--- START OF Excerpted records ---

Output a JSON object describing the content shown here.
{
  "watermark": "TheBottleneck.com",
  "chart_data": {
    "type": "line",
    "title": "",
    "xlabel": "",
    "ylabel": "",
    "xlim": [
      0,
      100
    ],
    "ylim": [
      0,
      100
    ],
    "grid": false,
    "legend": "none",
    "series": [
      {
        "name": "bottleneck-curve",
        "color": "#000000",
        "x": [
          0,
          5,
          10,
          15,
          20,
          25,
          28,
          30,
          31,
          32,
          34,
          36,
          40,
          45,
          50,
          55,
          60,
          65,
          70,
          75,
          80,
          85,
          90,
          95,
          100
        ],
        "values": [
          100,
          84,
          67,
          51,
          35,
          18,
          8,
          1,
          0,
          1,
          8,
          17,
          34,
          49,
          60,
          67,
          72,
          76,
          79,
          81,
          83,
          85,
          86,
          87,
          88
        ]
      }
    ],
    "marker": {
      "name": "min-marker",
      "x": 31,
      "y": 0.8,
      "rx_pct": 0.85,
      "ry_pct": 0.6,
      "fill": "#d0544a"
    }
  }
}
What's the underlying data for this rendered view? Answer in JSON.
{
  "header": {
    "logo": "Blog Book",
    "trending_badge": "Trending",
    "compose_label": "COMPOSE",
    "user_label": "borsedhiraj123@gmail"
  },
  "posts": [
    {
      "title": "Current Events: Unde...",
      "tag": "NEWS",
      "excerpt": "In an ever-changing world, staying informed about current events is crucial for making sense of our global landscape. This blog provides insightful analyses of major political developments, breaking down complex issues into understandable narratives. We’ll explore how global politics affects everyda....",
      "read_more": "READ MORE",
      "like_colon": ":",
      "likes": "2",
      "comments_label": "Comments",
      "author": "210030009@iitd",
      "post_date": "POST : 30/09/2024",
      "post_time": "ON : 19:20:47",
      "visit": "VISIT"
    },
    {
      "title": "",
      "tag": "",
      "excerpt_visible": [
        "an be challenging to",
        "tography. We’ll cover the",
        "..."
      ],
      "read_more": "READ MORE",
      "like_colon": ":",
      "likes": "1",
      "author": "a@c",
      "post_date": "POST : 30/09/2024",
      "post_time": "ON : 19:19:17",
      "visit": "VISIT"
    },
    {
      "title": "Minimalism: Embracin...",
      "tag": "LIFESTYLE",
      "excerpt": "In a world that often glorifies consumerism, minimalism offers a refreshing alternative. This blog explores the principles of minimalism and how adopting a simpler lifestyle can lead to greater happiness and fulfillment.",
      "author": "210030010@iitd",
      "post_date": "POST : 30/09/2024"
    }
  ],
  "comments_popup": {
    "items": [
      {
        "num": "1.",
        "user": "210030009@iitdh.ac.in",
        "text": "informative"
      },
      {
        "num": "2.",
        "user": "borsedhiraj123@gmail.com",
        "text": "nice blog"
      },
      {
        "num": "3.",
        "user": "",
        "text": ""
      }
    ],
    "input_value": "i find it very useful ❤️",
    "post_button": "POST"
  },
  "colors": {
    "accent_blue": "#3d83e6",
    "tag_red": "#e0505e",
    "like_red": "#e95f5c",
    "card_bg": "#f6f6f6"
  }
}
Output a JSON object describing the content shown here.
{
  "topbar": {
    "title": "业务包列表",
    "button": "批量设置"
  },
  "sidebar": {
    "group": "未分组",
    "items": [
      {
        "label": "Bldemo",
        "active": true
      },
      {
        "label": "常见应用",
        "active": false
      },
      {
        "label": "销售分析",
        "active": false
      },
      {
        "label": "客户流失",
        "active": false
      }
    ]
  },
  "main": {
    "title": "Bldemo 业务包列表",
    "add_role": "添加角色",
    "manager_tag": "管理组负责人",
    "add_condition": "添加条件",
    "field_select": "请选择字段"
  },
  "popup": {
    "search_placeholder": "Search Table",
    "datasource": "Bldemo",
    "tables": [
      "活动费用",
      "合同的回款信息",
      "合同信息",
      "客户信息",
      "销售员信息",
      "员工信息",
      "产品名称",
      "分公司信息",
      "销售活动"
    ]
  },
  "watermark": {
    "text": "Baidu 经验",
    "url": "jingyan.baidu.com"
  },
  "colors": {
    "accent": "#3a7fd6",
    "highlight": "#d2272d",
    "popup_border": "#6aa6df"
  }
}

--- END OF Excerpted records ---

Copy out every entry again, exactly as it was given.

Output a JSON object describing the content shown here.
{
  "watermark": "TheBottleneck.com",
  "chart_data": {
    "type": "line",
    "title": "",
    "xlabel": "",
    "ylabel": "",
    "xlim": [
      0,
      100
    ],
    "ylim": [
      0,
      100
    ],
    "grid": false,
    "legend": "none",
    "series": [
      {
        "name": "bottleneck-curve",
        "color": "#000000",
        "x": [
          0,
          5,
          10,
          15,
          20,
          25,
          28,
          30,
          31,
          32,
          34,
          36,
          40,
          45,
          50,
          55,
          60,
          65,
          70,
          75,
          80,
          85,
          90,
          95,
          100
        ],
        "values": [
          100,
          84,
          67,
          51,
          35,
          18,
          8,
          1,
          0,
          1,
          8,
          17,
          34,
          49,
          60,
          67,
          72,
          76,
          79,
          81,
          83,
          85,
          86,
          87,
          88
        ]
      }
    ],
    "marker": {
      "name": "min-marker",
      "x": 31,
      "y": 0.8,
      "rx_pct": 0.85,
      "ry_pct": 0.6,
      "fill": "#d0544a"
    }
  }
}
What's the underlying data for this rendered view? Answer in JSON.
{
  "header": {
    "logo": "Blog Book",
    "trending_badge": "Trending",
    "compose_label": "COMPOSE",
    "user_label": "borsedhiraj123@gmail"
  },
  "posts": [
    {
      "title": "Current Events: Unde...",
      "tag": "NEWS",
      "excerpt": "In an ever-changing world, staying informed about current events is crucial for making sense of our global landscape. This blog provides insightful analyses of major political developments, breaking down complex issues into understandable narratives. We’ll explore how global politics affects everyda....",
      "read_more": "READ MORE",
      "like_colon": ":",
      "likes": "2",
      "comments_label": "Comments",
      "author": "210030009@iitd",
      "post_date": "POST : 30/09/2024",
      "post_time": "ON : 19:20:47",
      "visit": "VISIT"
    },
    {
      "title": "",
      "tag": "",
      "excerpt_visible": [
        "an be challenging to",
        "tography. We’ll cover the",
        "..."
      ],
      "read_more": "READ MORE",
      "like_colon": ":",
      "likes": "1",
      "author": "a@c",
      "post_date": "POST : 30/09/2024",
      "post_time": "ON : 19:19:17",
      "visit": "VISIT"
    },
    {
      "title": "Minimalism: Embracin...",
      "tag": "LIFESTYLE",
      "excerpt": "In a world that often glorifies consumerism, minimalism offers a refreshing alternative. This blog explores the principles of minimalism and how adopting a simpler lifestyle can lead to greater happiness and fulfillment.",
      "author": "210030010@iitd",
      "post_date": "POST : 30/09/2024"
    }
  ],
  "comments_popup": {
    "items": [
      {
        "num": "1.",
        "user": "210030009@iitdh.ac.in",
        "text": "informative"
      },
      {
        "num": "2.",
        "user": "borsedhiraj123@gmail.com",
        "text": "nice blog"
      },
      {
        "num": "3.",
        "user": "",
        "text": ""
      }
    ],
    "input_value": "i find it very useful ❤️",
    "post_button": "POST"
  },
  "colors": {
    "accent_blue": "#3d83e6",
    "tag_red": "#e0505e",
    "like_red": "#e95f5c",
    "card_bg": "#f6f6f6"
  }
}
Output a JSON object describing the content shown here.
{
  "topbar": {
    "title": "业务包列表",
    "button": "批量设置"
  },
  "sidebar": {
    "group": "未分组",
    "items": [
      {
        "label": "Bldemo",
        "active": true
      },
      {
        "label": "常见应用",
        "active": false
      },
      {
        "label": "销售分析",
        "active": false
      },
      {
        "label": "客户流失",
        "active": false
      }
    ]
  },
  "main": {
    "title": "Bldemo 业务包列表",
    "add_role": "添加角色",
    "manager_tag": "管理组负责人",
    "add_condition": "添加条件",
    "field_select": "请选择字段"
  },
  "popup": {
    "search_placeholder": "Search Table",
    "datasource": "Bldemo",
    "tables": [
      "活动费用",
      "合同的回款信息",
      "合同信息",
      "客户信息",
      "销售员信息",
      "员工信息",
      "产品名称",
      "分公司信息",
      "销售活动"
    ]
  },
  "watermark": {
    "text": "Baidu 经验",
    "url": "jingyan.baidu.com"
  },
  "colors": {
    "accent": "#3a7fd6",
    "highlight": "#d2272d",
    "popup_border": "#6aa6df"
  }
}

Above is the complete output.